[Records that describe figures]
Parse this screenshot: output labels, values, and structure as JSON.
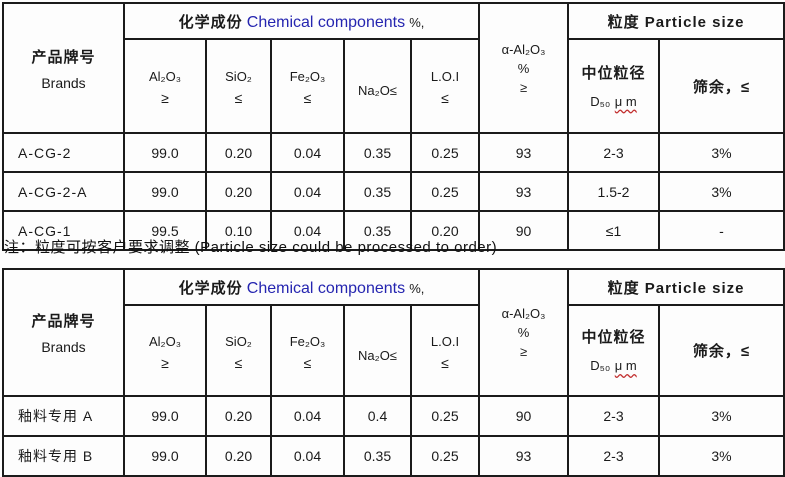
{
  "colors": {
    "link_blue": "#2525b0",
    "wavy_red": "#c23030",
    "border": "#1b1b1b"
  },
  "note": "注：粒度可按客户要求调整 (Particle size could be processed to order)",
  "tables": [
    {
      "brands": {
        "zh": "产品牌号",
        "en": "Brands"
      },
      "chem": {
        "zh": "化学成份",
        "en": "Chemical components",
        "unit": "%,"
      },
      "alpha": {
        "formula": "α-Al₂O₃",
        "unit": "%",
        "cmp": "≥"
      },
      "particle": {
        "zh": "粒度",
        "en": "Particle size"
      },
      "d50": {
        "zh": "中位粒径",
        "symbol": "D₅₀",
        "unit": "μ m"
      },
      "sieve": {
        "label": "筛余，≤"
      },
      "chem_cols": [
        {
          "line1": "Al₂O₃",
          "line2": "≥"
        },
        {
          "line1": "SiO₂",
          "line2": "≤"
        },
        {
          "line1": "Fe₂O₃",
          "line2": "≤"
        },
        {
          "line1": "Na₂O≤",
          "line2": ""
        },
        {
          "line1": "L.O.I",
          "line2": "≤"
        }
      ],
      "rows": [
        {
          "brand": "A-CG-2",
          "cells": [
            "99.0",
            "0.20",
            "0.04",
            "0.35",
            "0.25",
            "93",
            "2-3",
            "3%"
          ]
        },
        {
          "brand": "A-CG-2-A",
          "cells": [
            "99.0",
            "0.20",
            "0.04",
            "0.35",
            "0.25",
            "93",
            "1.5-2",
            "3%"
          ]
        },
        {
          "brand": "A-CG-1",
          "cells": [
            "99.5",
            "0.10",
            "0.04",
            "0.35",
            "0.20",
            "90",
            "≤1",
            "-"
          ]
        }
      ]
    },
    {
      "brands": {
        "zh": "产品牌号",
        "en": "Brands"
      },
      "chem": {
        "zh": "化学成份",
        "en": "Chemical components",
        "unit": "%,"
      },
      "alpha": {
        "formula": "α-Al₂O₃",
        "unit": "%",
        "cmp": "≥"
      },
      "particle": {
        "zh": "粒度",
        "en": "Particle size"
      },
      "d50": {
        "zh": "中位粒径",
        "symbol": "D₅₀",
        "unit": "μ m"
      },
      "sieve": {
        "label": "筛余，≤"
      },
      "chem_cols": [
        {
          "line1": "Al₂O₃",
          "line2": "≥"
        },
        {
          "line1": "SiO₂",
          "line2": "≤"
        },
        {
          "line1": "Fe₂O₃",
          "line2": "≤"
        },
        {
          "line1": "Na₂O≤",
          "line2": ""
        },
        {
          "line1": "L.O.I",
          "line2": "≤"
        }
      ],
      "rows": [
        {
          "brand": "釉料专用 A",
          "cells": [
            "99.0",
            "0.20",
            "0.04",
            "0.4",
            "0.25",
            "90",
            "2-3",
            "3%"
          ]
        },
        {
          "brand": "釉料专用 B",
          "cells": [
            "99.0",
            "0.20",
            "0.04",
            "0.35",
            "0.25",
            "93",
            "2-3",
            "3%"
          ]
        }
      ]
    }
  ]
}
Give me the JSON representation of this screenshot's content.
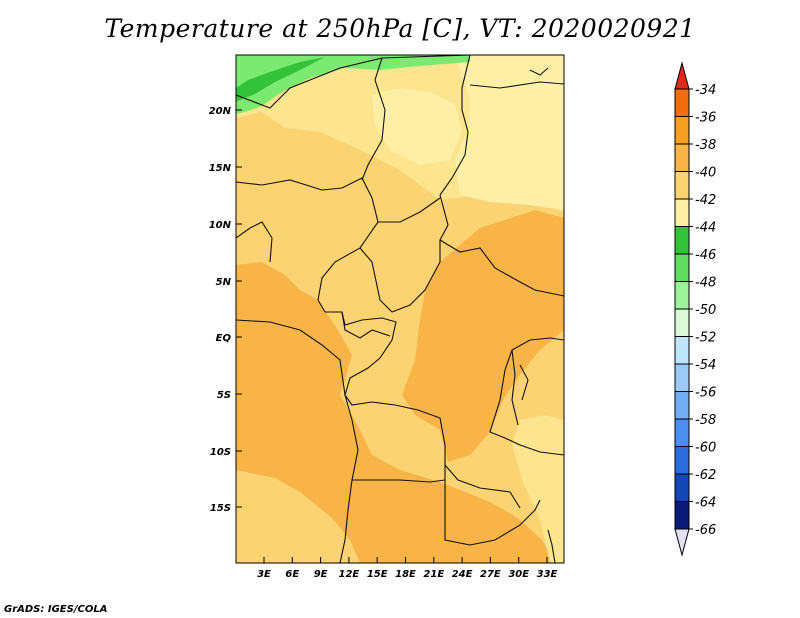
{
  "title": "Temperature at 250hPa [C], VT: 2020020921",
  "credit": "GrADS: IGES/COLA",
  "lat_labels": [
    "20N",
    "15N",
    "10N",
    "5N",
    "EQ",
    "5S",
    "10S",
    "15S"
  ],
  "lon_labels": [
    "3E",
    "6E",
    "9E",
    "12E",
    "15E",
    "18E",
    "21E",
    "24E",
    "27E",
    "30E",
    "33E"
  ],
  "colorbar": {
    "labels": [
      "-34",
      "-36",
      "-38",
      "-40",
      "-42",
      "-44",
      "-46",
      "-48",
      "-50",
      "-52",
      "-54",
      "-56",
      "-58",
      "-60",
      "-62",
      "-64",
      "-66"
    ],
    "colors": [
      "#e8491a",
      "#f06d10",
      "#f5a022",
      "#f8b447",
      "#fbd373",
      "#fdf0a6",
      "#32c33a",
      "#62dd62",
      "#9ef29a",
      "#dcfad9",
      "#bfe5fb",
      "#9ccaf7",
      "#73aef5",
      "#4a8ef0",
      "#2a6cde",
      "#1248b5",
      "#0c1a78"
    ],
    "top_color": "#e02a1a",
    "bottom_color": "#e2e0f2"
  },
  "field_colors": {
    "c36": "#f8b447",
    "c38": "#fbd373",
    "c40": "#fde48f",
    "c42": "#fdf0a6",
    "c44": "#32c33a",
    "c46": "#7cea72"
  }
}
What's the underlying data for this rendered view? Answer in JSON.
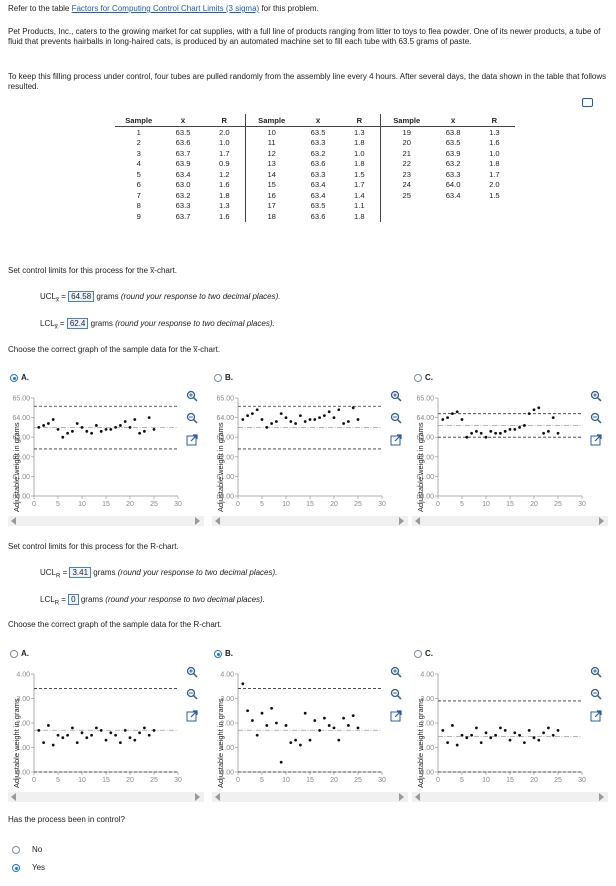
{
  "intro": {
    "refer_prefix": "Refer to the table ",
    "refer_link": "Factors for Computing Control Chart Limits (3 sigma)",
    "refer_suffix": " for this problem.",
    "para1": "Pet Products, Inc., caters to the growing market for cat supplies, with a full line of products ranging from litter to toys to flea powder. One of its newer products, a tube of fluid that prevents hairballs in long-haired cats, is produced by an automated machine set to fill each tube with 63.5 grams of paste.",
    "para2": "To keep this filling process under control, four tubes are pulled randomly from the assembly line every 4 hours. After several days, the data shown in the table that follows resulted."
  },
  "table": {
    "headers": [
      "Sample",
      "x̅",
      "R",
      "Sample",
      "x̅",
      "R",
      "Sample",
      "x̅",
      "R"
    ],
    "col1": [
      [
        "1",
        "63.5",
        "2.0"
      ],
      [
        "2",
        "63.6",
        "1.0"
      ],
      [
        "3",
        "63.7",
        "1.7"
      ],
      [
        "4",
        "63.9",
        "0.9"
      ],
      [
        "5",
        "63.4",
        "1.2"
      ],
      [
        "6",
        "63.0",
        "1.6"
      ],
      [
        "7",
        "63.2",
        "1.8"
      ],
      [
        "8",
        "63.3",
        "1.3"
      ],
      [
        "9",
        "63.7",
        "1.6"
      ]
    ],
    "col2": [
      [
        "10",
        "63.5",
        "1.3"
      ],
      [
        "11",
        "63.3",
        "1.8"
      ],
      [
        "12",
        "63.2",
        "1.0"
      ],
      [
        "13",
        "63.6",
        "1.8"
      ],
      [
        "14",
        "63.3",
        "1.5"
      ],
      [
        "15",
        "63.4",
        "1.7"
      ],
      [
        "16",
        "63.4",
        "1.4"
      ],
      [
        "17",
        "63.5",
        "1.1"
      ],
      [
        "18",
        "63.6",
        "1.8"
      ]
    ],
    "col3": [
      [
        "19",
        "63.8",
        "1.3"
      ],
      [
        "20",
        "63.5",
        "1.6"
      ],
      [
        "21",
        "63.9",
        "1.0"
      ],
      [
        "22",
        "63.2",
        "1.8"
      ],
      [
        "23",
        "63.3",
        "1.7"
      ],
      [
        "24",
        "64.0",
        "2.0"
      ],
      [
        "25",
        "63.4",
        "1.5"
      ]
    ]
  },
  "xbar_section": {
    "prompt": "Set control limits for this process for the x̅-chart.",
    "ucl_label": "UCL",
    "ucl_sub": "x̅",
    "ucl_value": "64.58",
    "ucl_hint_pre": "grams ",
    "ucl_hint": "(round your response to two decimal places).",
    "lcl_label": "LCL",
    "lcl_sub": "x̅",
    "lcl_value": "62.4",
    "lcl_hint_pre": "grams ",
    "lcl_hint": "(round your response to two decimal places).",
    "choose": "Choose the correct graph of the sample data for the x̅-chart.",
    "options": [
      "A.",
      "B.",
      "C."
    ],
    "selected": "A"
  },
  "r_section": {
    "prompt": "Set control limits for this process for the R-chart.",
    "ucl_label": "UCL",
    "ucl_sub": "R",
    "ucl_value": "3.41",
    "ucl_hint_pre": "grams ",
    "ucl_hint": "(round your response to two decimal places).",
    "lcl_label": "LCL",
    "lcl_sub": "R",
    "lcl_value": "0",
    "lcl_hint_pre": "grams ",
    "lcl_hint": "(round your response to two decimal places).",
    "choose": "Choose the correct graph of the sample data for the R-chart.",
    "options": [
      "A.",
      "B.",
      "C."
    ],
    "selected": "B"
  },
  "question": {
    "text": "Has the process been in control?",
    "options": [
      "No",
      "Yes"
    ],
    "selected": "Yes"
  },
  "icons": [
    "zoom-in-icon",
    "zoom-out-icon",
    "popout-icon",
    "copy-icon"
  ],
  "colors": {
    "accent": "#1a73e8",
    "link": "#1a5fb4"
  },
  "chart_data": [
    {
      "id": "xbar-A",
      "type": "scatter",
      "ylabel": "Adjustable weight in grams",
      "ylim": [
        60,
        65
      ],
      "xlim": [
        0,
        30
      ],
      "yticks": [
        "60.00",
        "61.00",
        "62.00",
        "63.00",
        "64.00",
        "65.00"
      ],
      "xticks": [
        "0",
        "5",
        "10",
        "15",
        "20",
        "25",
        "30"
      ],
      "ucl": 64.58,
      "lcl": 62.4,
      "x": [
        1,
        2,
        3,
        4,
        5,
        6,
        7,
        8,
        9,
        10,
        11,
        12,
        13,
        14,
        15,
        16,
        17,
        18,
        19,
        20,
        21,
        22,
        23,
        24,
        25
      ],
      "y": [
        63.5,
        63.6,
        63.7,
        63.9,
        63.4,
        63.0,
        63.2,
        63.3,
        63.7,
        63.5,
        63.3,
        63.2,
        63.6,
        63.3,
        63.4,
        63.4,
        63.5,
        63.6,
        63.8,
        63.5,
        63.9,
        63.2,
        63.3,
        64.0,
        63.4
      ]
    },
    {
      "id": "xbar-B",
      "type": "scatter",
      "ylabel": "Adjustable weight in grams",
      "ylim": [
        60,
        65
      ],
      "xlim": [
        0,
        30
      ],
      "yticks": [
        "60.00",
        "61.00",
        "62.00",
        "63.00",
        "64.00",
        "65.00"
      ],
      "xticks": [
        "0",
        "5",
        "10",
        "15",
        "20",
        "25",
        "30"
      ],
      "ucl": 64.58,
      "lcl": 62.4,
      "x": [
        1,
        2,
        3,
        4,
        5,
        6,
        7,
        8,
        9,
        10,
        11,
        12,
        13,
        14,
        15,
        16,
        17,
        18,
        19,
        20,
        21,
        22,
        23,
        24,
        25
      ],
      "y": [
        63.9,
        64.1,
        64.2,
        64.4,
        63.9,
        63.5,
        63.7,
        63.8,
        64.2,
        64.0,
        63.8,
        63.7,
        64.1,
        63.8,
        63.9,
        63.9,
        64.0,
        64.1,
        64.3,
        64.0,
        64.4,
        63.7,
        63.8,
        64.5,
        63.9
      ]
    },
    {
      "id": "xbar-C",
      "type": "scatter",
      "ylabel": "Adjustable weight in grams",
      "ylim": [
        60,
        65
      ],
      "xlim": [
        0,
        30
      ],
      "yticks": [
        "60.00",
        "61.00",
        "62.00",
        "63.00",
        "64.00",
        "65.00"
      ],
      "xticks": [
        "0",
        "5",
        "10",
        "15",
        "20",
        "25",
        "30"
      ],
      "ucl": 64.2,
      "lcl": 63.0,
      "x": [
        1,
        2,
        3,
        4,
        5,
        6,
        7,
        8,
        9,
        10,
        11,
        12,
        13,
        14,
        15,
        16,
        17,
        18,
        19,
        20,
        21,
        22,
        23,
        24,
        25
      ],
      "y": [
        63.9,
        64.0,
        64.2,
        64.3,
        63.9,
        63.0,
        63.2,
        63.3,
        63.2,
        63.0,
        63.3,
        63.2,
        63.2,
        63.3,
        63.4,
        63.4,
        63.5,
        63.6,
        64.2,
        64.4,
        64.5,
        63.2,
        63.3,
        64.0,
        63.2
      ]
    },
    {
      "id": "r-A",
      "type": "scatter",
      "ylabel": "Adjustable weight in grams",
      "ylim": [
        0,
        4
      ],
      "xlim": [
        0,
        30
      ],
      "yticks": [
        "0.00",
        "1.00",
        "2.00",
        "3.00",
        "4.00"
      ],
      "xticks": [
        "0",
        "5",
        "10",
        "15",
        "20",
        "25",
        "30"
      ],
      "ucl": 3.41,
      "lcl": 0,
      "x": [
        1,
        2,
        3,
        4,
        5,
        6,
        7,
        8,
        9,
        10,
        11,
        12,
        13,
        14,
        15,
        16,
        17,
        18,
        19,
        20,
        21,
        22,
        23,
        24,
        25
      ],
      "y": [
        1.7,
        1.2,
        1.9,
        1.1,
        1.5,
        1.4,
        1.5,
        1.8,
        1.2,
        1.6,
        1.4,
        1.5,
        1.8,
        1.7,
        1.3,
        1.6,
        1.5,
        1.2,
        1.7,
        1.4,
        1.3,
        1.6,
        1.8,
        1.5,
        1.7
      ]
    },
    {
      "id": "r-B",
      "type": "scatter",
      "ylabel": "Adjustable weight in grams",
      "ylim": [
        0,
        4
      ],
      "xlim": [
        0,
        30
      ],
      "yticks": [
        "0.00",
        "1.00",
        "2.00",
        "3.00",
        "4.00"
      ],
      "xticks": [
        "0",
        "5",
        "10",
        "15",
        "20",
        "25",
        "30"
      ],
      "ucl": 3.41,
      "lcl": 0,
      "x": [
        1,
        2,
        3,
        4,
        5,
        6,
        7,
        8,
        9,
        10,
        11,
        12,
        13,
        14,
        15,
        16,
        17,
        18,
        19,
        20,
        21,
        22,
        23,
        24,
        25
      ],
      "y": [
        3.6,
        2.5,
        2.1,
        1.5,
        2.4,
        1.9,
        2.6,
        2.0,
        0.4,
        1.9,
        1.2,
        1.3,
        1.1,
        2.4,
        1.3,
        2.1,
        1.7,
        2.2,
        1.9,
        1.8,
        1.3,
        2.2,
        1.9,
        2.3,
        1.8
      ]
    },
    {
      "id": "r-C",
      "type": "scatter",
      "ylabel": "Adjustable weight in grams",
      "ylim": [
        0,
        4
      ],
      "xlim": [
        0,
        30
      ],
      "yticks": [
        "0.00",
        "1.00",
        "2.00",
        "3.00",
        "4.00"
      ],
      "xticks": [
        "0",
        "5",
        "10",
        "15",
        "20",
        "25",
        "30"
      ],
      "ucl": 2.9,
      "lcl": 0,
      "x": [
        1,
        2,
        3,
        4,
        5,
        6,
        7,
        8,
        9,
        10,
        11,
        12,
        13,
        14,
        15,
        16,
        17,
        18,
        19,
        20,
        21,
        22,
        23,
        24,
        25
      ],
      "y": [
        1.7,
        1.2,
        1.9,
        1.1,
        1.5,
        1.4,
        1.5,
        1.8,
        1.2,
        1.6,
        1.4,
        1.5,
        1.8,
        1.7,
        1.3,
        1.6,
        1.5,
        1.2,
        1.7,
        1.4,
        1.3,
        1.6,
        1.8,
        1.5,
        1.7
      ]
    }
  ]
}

• **YOUR OBJECTIVE**
The answer is one number: how many lines of the material above contain "choose".

• **RESULT OF THE EXERCISE**
2